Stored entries
-.-.-
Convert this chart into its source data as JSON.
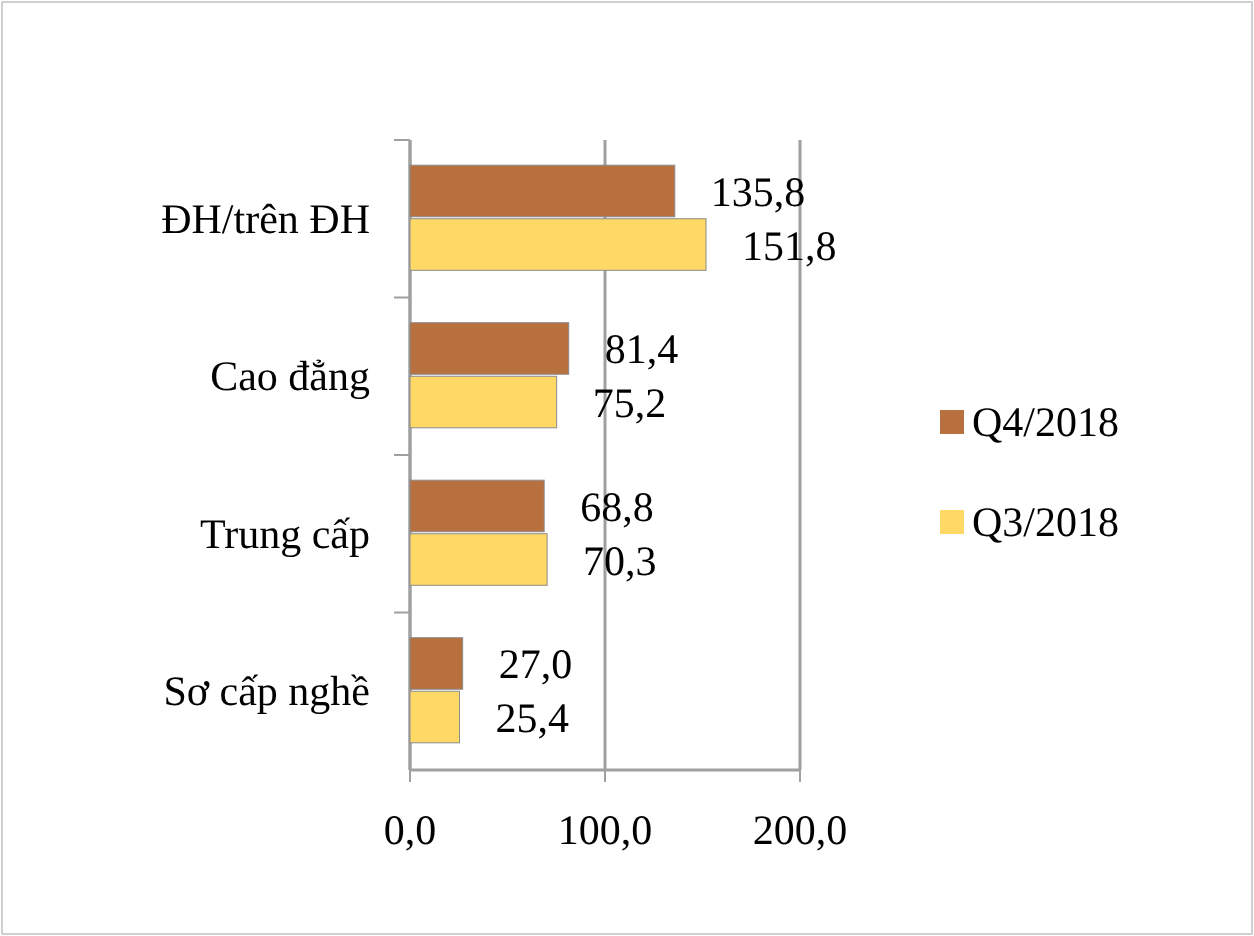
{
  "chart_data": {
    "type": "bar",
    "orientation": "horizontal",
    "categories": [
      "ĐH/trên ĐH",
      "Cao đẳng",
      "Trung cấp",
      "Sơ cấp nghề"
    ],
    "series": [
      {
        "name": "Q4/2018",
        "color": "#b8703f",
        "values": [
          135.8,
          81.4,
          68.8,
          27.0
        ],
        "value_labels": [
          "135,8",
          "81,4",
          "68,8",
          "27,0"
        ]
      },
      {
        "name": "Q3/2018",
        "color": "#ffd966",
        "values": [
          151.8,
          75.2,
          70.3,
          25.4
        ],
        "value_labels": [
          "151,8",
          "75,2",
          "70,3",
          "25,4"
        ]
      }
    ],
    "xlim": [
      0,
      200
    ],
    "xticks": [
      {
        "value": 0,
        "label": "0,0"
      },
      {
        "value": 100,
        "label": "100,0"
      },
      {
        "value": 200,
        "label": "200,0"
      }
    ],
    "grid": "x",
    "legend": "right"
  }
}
-.-.-
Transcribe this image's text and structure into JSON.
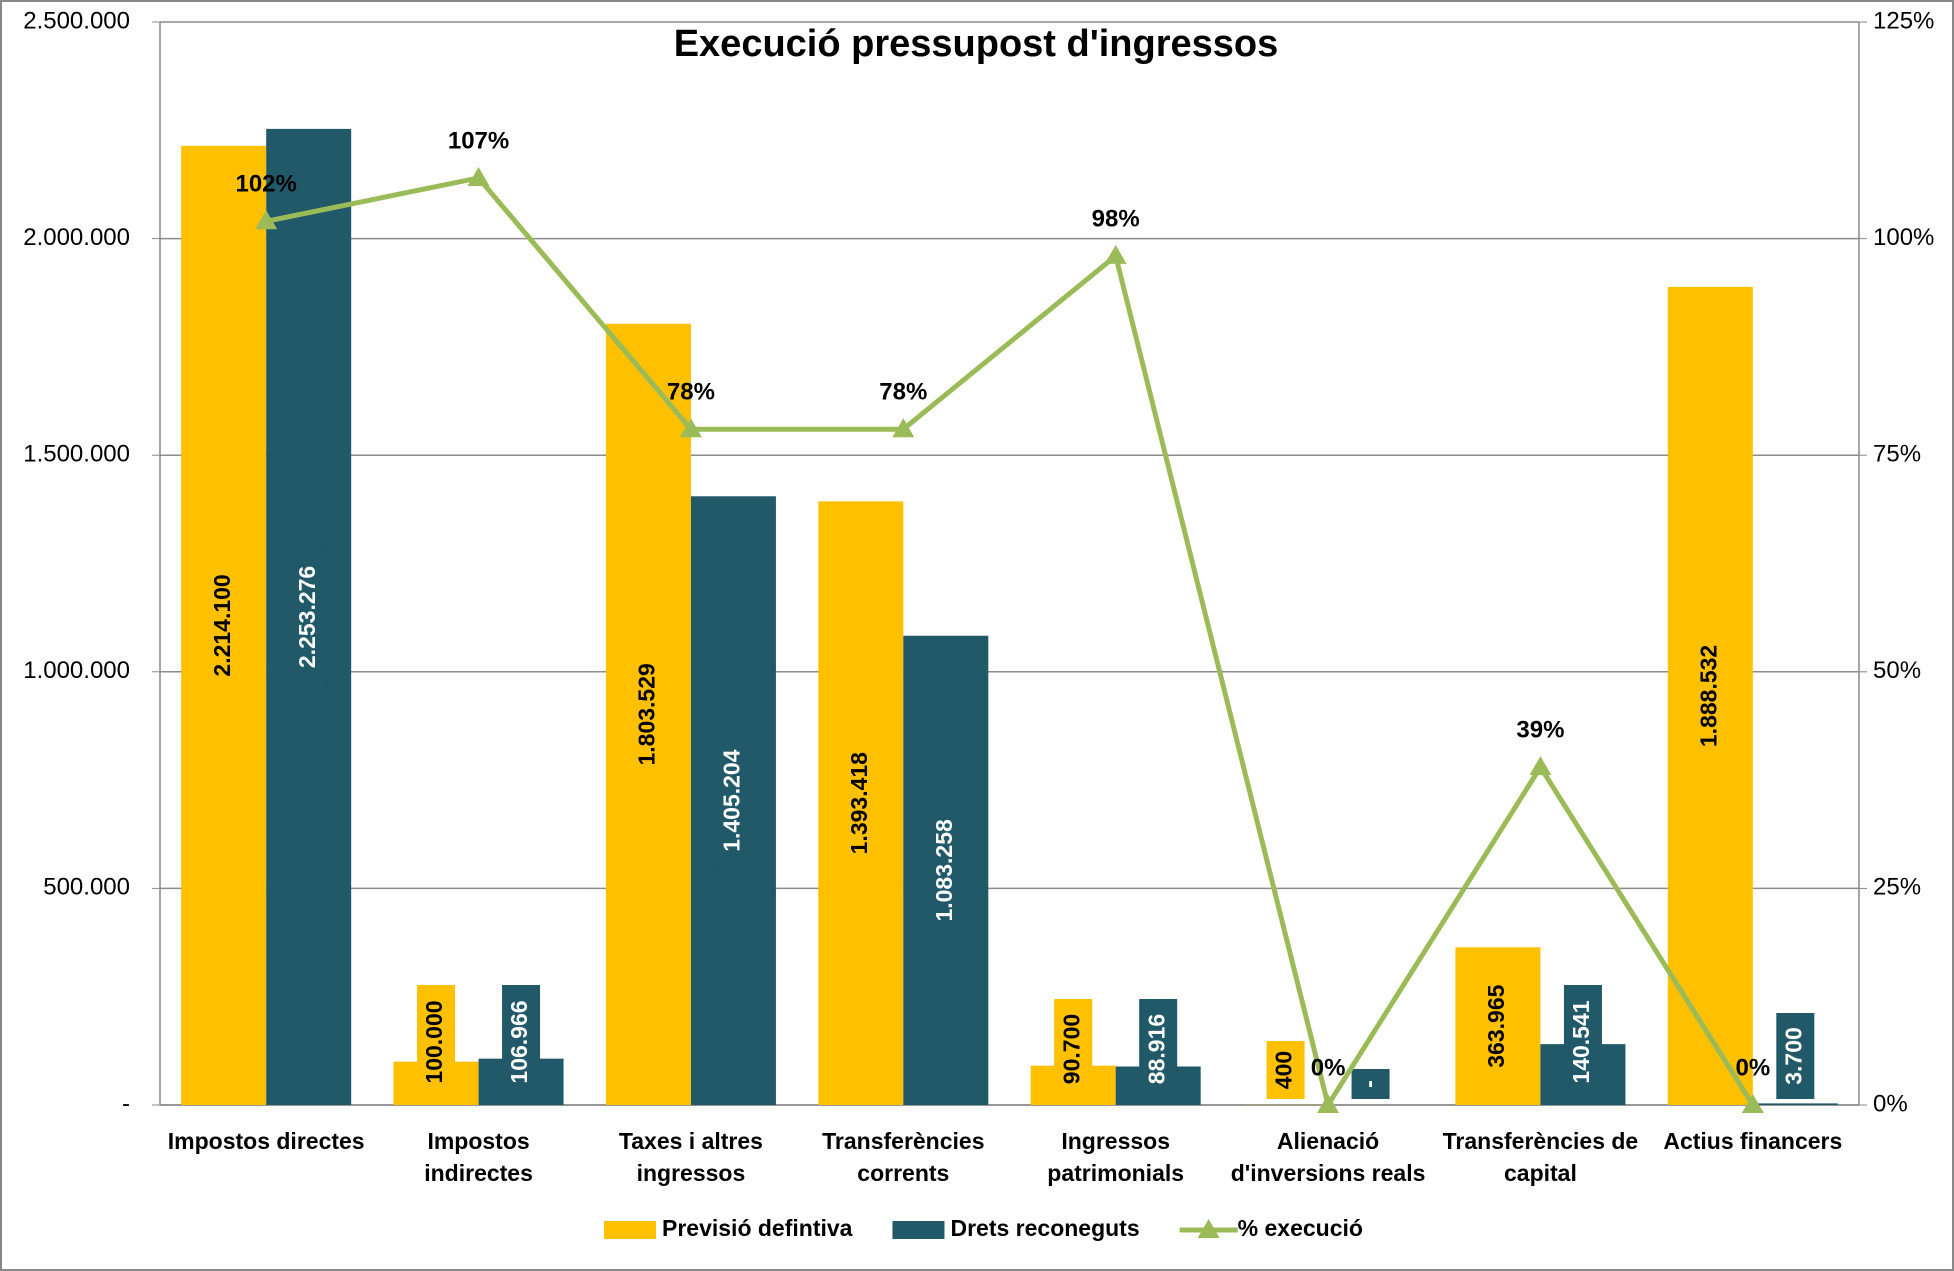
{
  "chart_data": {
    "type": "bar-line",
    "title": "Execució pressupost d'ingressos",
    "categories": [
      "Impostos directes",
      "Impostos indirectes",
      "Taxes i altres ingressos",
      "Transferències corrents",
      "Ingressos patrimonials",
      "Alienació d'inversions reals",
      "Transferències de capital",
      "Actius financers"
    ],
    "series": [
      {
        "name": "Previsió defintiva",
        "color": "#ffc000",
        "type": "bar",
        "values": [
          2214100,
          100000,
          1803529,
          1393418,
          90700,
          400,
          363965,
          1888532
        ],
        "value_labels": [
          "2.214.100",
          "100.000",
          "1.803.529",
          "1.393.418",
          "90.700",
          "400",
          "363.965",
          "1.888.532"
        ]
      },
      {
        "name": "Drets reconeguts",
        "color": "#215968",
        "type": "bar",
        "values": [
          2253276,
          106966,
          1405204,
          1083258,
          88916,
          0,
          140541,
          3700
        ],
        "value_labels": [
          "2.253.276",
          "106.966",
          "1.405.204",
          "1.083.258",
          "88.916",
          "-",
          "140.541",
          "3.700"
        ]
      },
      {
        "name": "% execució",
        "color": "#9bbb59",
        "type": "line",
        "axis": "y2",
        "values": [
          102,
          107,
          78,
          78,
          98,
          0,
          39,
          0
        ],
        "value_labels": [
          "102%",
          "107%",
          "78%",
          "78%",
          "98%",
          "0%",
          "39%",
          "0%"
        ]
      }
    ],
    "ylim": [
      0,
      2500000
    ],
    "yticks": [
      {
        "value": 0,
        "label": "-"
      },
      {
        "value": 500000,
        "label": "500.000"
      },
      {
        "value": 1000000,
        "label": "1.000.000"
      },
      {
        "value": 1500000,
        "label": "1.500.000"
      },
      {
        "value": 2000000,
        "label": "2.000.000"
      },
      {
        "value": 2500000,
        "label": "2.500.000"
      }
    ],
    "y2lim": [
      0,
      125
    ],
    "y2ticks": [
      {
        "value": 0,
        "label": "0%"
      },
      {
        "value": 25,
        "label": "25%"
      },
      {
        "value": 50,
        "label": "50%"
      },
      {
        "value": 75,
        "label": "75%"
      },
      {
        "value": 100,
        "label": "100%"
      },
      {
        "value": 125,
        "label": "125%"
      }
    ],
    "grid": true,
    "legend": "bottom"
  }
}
-.-.-
▶ GIVEN PROBLEM
Where a line of the entries contains the word "JSON", copy that line.

▶ REPLY
Convert this chart into its source data as JSON.
Transcribe this image's text and structure into JSON.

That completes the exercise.